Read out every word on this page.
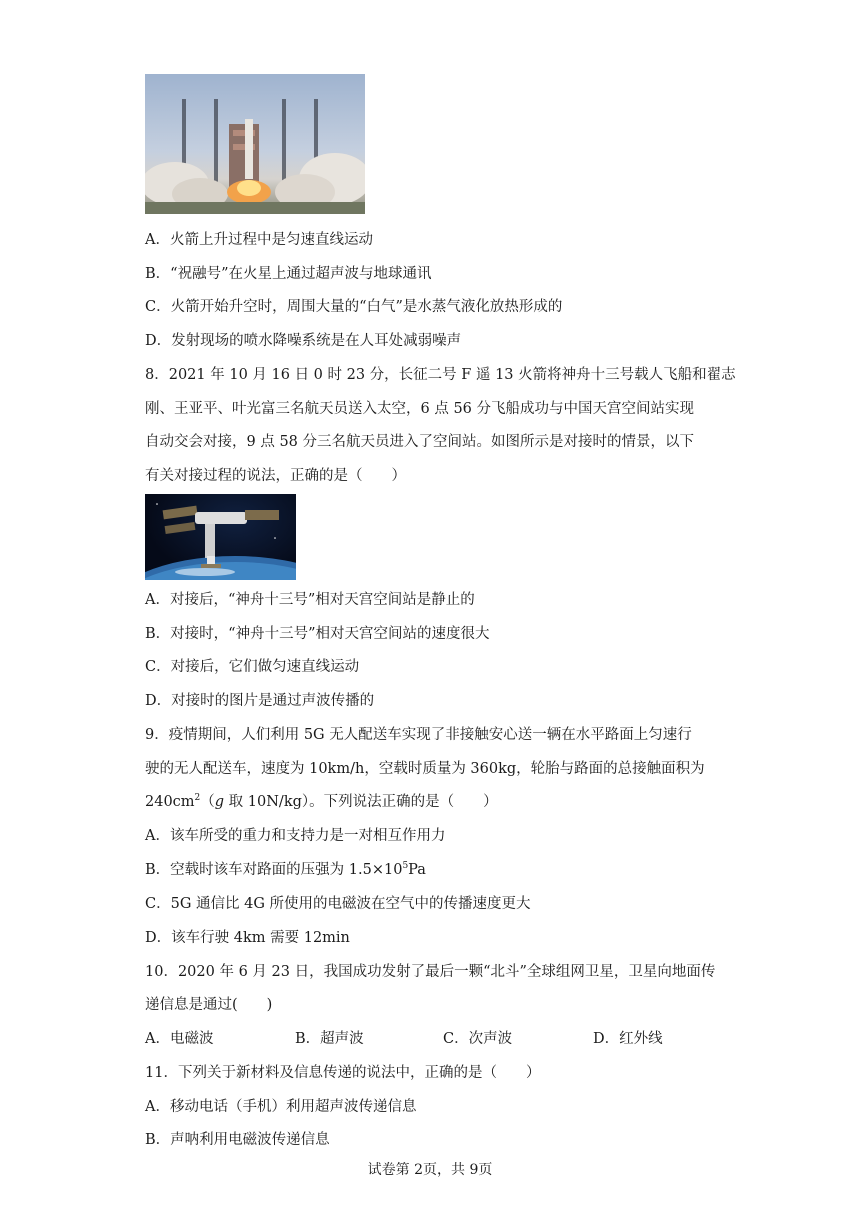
A．火箭上升过程中是匀速直线运动
B．“祝融号”在火星上通过超声波与地球通讯
C．火箭开始升空时，周围大量的“白气”是水蒸气液化放热形成的
D．发射现场的喷水降噪系统是在人耳处减弱噪声
8．2021 年 10 月 16 日 0 时 23 分，长征二号 F 遥 13 火箭将神舟十三号载人飞船和翟志
刚、王亚平、叶光富三名航天员送入太空，6 点 56 分飞船成功与中国天宫空间站实现
自动交会对接，9 点 58 分三名航天员进入了空间站。如图所示是对接时的情景，以下
有关对接过程的说法，正确的是（　　）
A．对接后，“神舟十三号”相对天宫空间站是静止的
B．对接时，“神舟十三号”相对天宫空间站的速度很大
C．对接后，它们做匀速直线运动
D．对接时的图片是通过声波传播的
9．疫情期间，人们利用 5G 无人配送车实现了非接触安心送一辆在水平路面上匀速行
驶的无人配送车，速度为 10km/h，空载时质量为 360kg，轮胎与路面的总接触面积为
$240cm^2(g$ 取 10N/kg）。下列说法正确的是（　　）
A．该车所受的重力和支持力是一对相互作用力
B．空载时该车对路面的压强为 $1.5\times 10^5Pa$
C．5G 通信比 4G 所使用的电磁波在空气中的传播速度更大
D．该车行驶 4km 需要 12min
10．2020 年 6 月 23 日，我国成功发射了最后一颗“北斗”全球组网卫星，卫星向地面传
递信息是通过(　　)
A．电磁波	B．超声波	C．次声波	D．红外线
11．下列关于新材料及信息传递的说法中，正确的是（　　）
A．移动电话（手机）利用超声波传递信息
B．声呐利用电磁波传递信息
试卷第 2页，共 9页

-*-

Write the lines above out again exactly, without any of their pictures.

Read out every word on this page.
A．火箭上升过程中是匀速直线运动
B．“祝融号”在火星上通过超声波与地球通讯
C．火箭开始升空时，周围大量的“白气”是水蒸气液化放热形成的
D．发射现场的喷水降噪系统是在人耳处减弱噪声
8．2021 年 10 月 16 日 0 时 23 分，长征二号 F 遥 13 火箭将神舟十三号载人飞船和翟志
刚、王亚平、叶光富三名航天员送入太空，6 点 56 分飞船成功与中国天宫空间站实现
自动交会对接，9 点 58 分三名航天员进入了空间站。如图所示是对接时的情景，以下
有关对接过程的说法，正确的是（　　）
A．对接后，“神舟十三号”相对天宫空间站是静止的
B．对接时，“神舟十三号”相对天宫空间站的速度很大
C．对接后，它们做匀速直线运动
D．对接时的图片是通过声波传播的
9．疫情期间，人们利用 5G 无人配送车实现了非接触安心送一辆在水平路面上匀速行
驶的无人配送车，速度为 10km/h，空载时质量为 360kg，轮胎与路面的总接触面积为
$240cm^2(g$ 取 10N/kg）。下列说法正确的是（　　）
A．该车所受的重力和支持力是一对相互作用力
B．空载时该车对路面的压强为 $1.5\times 10^5Pa$
C．5G 通信比 4G 所使用的电磁波在空气中的传播速度更大
D．该车行驶 4km 需要 12min
10．2020 年 6 月 23 日，我国成功发射了最后一颗“北斗”全球组网卫星，卫星向地面传
递信息是通过(　　)
A．电磁波	B．超声波	C．次声波	D．红外线
11．下列关于新材料及信息传递的说法中，正确的是（　　）
A．移动电话（手机）利用超声波传递信息
B．声呐利用电磁波传递信息
试卷第 2页，共 9页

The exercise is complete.